Entries shown ->
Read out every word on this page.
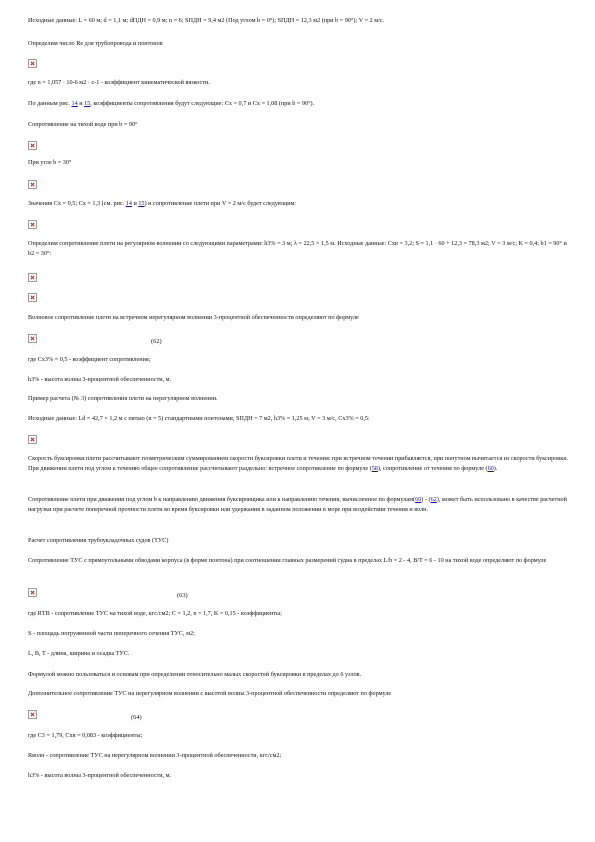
Исходные данные: L = 60 м; d = 1,1 м; dПДН = 0,9 м; n = 6; SПДН = 9,4 м2 (Под углом b = 0°); SПДН = 12,3 м2 (при b = 90°); V = 2 м/с.

Определим число Re для трубопровода и понтонов

где n = 1,057 · 10-6 м2 · с-1 - коэффициент кинематической вязкости.

По данным рис. 14 и 15, коэффициенты сопротивления будут следующие: Cx = 0,7 и Cx = 1,08 (при b = 90°).

Сопротивление на тихой воде при b = 90°

При угле b = 30°

Значения Cx = 0,5; Cx = 1,3 (см. рис. 14 и 15) и сопротивление плети при V = 2 м/с будет следующим:

Определим сопротивление плети на регулярном волнении со следующими параметрами: h3% = 3 м; λ = 22,5 × 1,5 м. Исходные данные: Cxв = 3,2; S = 1,1 · 60 + 12,3 = 78,3 м2; V = 3 м/с; K = 0,4; b1 = 90° и b2 = 30°:

Волновое сопротивление плети на встречном нерегулярном волнении 3-процентной обеспеченности определяют по формуле

(62)

где Cx3% = 0,5 - коэффициент сопротивления;

h3% - высота волны 3-процентной обеспеченности, м.

Пример расчета (№ 3) сопротивления плети на нерегулярном волнении.

Исходные данные: Ld = 42,7 × 1,2 м с пятью (n = 5) стандартными понтонами, SПДН = 7 м2, h3% = 1,25 м, V = 3 м/с, Cx3% = 0,5:

Скорость буксировки плети рассчитывают геометрическим суммированием скорости буксировки плети и течения: при встречном течении прибавляется, при попутном вычитается из скорости буксировки. При движении плети под углом к течению общее сопротивление рассчитывают раздельно: встречное сопротивление по формуле (58), сопротивление от течения по формуле (60).

Сопротивление плети при движении под углом b к направлению движения буксировщика или к направлению течения, вычисленное по формулам(60) - (62), может быть использовано в качестве расчетной нагрузки при расчете поперечной прочности плети во время буксировки или удержания в заданном положении в море при воздействии течения и волн.

Расчет сопротивления трубоукладочных судов (ТУС)

Сопротивление ТУС с прямоугольными обводами корпуса (в форме понтона) при соотношении главных размерений судна в пределах L/b = 2 - 4, B/T = 6 - 10 на тихой воде определяют по формуле

(63)

где RТВ - сопротивление ТУС на тихой воде, кгс/см2; C = 1,2, n = 1,7, K = 0,15 - коэффициенты;

S - площадь погруженной части поперечного сечения ТУС, м2;

L, B, T - длина, ширина и осадка ТУС.

Формулой можно пользоваться и основам при определении относительно малых скоростей буксировки в пределах до 6 узлов.

Дополнительное сопротивление ТУС на нерегулярном волнении с высотой волны 3-процентной обеспеченности определяют по формуле

(64)

где C3 = 1,79, Cxв = 0,083 - коэффициенты;

Rволн - сопротивление ТУС на нерегулярном волнении 3-процентной обеспеченности, кгс/см2;

h3% - высота волны 3-процентной обеспеченности, м.
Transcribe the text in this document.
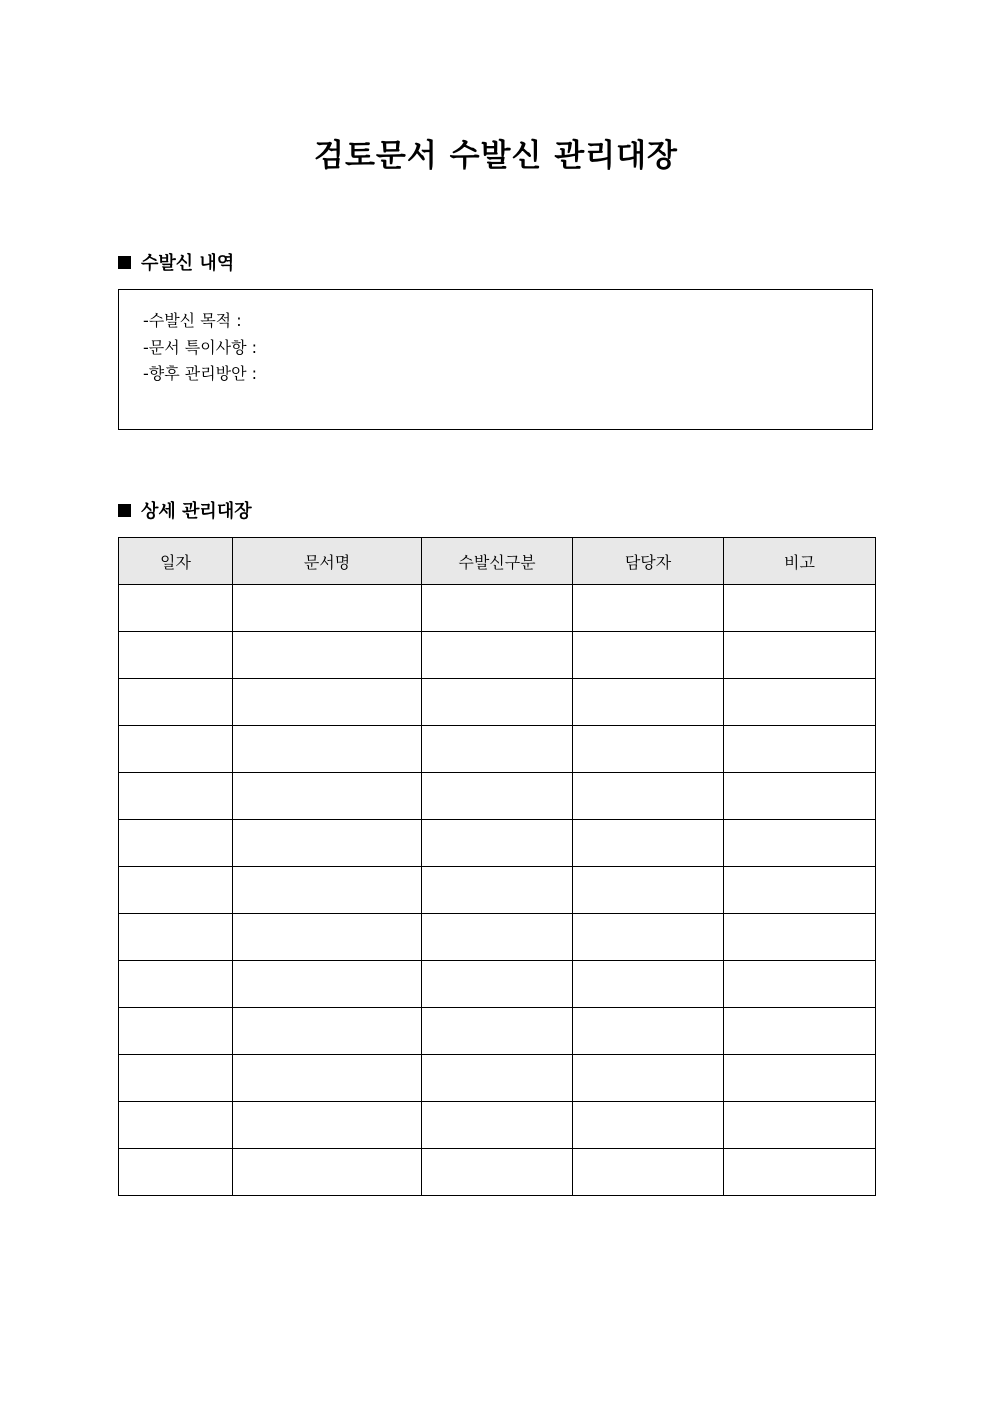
검토문서 수발신 관리대장
수발신 내역
-수발신 목적 :
-문서 특이사항 :
-향후 관리방안 :
상세 관리대장
일자	문서명	수발신구분	담당자	비고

Exercise directions -> Your task is to gather every line with the word "течения" and copy it.

Exercise output ->
Скорость буксировки плети рассчитывают геометрическим суммированием скорости буксировки плети и течения: при встречном течении прибавляется, при попутном вычитается из скорости буксировки. При движении плети под углом к течению общее сопротивление рассчитывают раздельно: встречное сопротивление по формуле (58), сопротивление от течения по формуле (60).
Сопротивление плети при движении под углом b к направлению движения буксировщика или к направлению течения, вычисленное по формулам(60) - (62), может быть использовано в качестве расчетной нагрузки при расчете поперечной прочности плети во время буксировки или удержания в заданном положении в море при воздействии течения и волн.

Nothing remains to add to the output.